What is needed: Copy each line that has the string "this" somewhere in it.

start Supplied records

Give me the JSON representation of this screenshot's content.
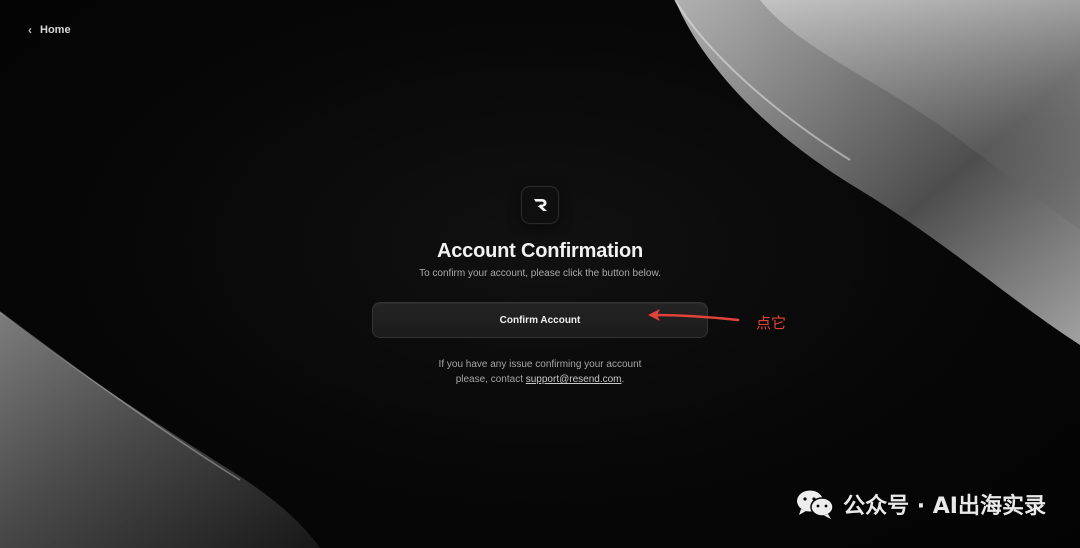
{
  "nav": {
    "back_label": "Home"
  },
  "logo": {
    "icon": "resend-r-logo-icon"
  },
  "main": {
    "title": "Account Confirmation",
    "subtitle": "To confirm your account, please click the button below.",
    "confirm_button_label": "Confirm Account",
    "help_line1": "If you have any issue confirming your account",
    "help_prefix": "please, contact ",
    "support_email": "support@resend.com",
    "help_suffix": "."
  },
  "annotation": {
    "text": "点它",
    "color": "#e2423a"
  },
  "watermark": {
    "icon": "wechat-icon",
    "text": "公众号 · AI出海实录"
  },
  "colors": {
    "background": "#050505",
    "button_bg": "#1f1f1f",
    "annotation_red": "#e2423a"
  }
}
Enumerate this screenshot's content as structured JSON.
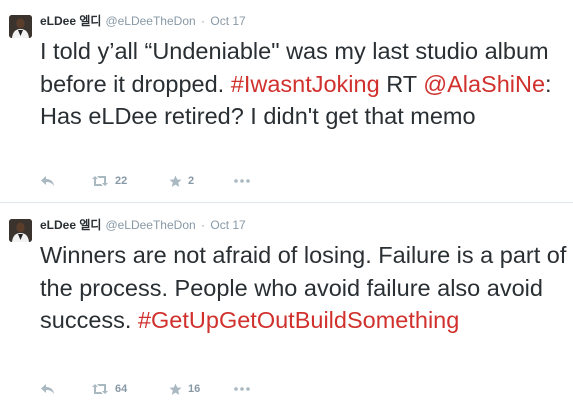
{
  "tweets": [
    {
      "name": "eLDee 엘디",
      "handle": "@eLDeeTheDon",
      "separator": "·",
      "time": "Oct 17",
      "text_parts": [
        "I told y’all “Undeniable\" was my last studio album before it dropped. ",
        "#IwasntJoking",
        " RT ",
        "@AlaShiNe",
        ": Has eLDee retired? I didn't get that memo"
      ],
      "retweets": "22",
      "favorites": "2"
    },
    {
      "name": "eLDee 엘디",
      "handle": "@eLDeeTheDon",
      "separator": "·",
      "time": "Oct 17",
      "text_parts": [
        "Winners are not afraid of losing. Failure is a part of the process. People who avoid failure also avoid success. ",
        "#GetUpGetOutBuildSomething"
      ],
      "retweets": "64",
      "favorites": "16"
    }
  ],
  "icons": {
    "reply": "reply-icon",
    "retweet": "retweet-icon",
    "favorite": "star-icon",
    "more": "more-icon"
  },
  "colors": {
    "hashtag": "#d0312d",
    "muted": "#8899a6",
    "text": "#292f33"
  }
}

end Supplied records

Reply to the exercise:
Give me the JSON representation of this screenshot's content.
Enumerate this screenshot's content as structured JSON.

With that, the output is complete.